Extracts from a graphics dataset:

● ● ● ● ● ● ●

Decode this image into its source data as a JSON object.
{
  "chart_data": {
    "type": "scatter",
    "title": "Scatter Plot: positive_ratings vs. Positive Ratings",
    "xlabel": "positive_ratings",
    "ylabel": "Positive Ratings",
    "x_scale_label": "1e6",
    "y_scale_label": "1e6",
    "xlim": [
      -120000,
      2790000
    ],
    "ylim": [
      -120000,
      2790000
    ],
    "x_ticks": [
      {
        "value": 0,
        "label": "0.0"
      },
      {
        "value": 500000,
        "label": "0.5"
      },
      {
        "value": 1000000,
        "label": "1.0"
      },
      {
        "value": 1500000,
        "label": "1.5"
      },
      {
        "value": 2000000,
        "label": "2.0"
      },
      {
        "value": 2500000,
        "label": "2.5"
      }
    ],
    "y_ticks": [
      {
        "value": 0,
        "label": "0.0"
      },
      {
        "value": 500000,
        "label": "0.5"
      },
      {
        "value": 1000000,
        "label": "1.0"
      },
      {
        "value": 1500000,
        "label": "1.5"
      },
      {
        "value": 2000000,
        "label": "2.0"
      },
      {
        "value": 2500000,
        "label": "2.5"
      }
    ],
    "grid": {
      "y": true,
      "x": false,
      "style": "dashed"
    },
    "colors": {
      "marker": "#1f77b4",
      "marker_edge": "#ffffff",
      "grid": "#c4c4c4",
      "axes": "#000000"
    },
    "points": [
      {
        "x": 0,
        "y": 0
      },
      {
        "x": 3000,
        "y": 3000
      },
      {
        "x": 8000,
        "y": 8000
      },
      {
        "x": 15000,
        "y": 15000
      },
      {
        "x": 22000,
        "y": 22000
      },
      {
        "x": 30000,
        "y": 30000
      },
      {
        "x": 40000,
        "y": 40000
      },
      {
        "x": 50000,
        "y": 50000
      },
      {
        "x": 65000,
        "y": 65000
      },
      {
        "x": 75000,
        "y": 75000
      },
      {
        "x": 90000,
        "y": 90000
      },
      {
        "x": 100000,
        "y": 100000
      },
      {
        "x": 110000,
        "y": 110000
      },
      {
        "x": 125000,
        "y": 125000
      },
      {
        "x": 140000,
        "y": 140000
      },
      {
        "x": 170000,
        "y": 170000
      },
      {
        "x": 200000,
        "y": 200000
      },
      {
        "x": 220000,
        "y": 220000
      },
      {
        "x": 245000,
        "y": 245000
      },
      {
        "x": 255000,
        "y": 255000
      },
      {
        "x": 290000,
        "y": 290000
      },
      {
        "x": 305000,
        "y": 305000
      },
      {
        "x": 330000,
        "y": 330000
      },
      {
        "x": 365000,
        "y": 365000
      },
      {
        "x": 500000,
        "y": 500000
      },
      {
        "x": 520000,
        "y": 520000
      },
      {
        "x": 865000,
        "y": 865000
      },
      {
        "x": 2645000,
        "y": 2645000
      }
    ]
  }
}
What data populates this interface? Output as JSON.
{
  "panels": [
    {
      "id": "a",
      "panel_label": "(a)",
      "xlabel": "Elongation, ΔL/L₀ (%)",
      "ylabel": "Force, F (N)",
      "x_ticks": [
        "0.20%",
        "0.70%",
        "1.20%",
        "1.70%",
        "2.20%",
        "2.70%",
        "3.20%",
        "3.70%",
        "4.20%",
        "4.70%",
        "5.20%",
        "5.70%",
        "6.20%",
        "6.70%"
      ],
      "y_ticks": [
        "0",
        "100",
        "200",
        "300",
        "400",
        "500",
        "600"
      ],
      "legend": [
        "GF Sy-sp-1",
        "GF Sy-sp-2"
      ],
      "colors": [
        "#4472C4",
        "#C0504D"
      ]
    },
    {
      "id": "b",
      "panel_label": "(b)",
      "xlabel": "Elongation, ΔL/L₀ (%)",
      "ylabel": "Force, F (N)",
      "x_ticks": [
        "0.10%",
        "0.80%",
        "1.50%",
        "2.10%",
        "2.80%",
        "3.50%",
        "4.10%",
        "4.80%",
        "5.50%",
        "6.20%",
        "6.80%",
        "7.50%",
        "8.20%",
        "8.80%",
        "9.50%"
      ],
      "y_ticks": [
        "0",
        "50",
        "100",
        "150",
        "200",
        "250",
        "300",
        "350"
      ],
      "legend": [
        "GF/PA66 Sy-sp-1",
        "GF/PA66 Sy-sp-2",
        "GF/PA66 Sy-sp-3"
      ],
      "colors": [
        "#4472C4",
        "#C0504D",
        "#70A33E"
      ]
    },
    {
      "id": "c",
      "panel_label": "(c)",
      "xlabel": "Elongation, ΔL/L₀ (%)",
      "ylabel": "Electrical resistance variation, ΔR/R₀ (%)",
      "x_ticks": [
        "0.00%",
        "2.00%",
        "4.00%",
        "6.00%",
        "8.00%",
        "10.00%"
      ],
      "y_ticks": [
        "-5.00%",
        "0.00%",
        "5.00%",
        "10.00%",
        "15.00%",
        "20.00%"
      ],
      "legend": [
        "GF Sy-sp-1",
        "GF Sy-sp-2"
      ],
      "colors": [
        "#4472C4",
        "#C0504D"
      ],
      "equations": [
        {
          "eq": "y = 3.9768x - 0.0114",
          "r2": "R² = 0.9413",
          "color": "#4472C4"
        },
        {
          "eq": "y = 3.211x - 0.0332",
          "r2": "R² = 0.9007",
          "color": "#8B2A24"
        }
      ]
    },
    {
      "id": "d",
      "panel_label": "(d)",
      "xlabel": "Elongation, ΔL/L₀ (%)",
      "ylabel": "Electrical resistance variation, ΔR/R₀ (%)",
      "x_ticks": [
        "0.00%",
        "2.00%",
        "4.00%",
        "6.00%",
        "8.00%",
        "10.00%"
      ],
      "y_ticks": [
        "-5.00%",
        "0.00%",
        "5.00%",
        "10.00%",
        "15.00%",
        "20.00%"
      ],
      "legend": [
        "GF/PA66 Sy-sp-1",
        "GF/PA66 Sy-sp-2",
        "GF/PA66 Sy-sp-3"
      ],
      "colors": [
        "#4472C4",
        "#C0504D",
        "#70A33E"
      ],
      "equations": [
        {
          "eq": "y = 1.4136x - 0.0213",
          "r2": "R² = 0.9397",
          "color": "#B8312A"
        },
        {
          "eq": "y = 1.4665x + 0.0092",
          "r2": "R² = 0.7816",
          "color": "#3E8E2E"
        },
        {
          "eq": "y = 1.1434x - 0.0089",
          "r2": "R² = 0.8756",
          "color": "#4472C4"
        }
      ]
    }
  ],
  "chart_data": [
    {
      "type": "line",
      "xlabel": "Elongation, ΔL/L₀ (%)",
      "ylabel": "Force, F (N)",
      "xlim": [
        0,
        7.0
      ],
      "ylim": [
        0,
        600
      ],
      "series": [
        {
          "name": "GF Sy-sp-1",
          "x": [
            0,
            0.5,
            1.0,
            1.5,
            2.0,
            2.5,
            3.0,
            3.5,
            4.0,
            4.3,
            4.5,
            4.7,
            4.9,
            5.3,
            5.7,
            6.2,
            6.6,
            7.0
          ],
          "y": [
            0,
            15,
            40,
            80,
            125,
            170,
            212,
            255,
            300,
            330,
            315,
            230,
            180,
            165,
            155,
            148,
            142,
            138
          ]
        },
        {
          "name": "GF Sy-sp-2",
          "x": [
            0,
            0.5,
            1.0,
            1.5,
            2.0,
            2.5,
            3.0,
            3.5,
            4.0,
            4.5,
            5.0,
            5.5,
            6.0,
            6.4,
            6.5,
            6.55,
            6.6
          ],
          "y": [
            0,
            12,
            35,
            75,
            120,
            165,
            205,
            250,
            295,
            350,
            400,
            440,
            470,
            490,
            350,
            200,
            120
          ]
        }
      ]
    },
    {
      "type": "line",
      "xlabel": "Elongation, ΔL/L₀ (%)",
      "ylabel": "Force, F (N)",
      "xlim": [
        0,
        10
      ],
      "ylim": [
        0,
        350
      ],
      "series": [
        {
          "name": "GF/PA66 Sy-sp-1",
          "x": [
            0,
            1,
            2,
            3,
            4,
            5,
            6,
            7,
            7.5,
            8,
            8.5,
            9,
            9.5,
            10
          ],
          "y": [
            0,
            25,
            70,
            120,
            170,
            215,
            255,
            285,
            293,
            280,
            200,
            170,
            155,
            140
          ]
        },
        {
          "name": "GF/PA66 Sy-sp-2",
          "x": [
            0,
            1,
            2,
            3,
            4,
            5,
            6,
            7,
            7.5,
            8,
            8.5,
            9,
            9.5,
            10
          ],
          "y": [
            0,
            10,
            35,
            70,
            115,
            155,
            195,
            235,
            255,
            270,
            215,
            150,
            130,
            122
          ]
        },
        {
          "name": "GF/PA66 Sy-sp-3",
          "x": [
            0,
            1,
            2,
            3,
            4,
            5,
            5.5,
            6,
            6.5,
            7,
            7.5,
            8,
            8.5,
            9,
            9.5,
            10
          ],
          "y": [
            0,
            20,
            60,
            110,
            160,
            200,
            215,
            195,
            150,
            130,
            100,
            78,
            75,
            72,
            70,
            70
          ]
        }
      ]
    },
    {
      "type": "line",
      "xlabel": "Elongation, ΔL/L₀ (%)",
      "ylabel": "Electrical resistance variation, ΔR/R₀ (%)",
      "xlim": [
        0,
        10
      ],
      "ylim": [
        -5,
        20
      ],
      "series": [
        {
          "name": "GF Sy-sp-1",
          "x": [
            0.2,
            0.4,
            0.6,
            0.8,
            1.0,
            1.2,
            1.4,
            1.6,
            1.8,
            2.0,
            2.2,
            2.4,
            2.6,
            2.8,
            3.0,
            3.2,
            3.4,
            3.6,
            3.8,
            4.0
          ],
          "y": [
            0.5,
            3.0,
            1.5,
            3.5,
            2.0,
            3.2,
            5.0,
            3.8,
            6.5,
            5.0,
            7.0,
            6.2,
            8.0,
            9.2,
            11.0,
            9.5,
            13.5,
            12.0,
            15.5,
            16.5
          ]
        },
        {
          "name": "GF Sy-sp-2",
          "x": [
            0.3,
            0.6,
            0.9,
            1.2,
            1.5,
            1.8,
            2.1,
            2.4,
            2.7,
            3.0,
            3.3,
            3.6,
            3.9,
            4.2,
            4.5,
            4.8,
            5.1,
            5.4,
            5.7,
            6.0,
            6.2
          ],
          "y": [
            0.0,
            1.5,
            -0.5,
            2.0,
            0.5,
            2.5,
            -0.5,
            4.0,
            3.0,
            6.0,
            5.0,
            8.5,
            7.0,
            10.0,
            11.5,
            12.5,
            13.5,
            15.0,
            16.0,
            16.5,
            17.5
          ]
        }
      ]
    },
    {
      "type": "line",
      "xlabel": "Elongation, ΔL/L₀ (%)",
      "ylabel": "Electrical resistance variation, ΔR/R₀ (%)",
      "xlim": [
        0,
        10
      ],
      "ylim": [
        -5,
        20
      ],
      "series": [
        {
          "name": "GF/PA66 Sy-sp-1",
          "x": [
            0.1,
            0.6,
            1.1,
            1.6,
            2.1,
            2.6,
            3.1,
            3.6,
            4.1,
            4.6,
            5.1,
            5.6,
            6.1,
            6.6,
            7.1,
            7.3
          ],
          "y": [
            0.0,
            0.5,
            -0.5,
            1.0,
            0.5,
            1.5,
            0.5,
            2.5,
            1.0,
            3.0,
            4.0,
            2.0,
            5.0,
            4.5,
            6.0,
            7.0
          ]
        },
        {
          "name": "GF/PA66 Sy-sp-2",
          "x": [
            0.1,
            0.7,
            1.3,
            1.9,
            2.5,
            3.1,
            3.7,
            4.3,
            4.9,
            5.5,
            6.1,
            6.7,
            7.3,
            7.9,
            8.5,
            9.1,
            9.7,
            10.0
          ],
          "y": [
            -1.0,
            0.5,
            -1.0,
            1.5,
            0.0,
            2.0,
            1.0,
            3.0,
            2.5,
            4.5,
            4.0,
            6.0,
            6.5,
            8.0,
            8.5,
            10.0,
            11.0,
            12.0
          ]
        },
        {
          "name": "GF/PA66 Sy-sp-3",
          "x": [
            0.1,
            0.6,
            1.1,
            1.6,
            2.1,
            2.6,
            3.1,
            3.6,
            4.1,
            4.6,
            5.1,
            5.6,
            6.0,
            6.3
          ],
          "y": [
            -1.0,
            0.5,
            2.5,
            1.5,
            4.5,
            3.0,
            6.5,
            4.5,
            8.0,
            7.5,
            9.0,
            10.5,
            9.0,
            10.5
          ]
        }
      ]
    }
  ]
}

● ● ● ● ● ● ●

Identify each line in the entries with the word "JSON" and copy it.

**REPLY TO THE EXERCISE:**
Decode this image into its source data as a JSON object.
What data populates this interface? Output as JSON.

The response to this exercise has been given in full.